_EXERCISE OBJECTIVE_
Pick out all lines in the listing holding the string "leads" and copy them.

○ ○ ○ ○ ○ ○ ○

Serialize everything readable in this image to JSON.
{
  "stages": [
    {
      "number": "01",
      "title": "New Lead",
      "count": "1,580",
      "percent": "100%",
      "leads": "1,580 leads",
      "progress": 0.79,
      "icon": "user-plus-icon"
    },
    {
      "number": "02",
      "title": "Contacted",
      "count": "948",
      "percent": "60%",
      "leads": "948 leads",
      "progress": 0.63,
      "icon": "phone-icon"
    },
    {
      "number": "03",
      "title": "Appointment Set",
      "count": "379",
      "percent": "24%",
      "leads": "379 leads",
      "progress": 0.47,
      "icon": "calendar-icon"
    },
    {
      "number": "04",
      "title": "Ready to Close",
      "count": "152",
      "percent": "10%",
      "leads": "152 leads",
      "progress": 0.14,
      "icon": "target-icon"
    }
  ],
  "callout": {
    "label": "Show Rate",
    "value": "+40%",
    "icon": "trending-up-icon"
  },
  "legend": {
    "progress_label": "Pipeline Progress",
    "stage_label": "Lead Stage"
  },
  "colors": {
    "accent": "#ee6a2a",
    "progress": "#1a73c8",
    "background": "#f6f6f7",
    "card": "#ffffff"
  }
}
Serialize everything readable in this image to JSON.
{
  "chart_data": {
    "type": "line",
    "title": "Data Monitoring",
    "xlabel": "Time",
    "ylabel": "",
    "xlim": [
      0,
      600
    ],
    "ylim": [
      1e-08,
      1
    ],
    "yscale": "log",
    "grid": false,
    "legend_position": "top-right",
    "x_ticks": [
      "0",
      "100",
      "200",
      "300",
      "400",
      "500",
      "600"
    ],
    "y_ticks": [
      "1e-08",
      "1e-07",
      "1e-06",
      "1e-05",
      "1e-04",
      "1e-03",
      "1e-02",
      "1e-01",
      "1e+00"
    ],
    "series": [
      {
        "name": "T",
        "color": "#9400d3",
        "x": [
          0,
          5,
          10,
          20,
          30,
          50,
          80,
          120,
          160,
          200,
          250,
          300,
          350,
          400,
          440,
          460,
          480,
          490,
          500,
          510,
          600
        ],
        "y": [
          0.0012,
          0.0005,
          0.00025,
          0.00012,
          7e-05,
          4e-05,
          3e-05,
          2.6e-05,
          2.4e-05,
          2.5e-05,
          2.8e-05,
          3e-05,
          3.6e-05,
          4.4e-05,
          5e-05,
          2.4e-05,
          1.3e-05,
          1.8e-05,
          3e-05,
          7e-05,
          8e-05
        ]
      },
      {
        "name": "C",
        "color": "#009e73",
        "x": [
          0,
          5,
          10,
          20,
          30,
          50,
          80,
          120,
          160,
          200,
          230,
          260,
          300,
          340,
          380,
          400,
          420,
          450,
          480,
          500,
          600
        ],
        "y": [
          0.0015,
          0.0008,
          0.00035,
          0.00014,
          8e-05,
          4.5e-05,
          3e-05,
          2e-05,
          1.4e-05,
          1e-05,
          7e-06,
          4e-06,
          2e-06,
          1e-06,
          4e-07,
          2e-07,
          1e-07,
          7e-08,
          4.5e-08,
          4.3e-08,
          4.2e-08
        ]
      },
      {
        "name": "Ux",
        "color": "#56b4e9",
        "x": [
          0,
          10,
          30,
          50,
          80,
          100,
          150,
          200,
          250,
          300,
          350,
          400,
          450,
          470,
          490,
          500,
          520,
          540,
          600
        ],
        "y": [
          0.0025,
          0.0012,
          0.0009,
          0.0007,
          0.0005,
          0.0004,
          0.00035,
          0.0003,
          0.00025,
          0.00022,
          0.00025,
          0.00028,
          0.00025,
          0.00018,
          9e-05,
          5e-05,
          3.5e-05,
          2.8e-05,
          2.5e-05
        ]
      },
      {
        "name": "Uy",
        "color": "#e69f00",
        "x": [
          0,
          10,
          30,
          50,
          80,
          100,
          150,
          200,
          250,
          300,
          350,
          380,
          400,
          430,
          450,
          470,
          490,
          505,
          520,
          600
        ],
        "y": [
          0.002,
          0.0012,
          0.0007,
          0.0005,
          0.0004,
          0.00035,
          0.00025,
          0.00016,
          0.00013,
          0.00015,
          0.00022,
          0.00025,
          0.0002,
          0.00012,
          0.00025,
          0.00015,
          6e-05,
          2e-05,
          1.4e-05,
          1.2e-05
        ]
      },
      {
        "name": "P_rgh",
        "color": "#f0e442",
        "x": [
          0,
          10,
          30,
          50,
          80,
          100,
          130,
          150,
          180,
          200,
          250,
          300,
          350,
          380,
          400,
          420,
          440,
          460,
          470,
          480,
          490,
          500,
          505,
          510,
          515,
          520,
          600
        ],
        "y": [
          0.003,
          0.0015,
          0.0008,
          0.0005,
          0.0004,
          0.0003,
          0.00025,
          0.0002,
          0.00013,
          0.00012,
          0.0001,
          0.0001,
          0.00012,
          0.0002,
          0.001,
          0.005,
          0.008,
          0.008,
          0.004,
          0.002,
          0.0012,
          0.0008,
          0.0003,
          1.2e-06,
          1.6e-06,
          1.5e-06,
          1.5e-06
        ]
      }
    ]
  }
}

○ ○ ○ ○ ○ ○ ○

_EXERCISE RESPONSE_
      "leads": "1,580 leads",
      "leads": "948 leads",
      "leads": "379 leads",
      "leads": "152 leads",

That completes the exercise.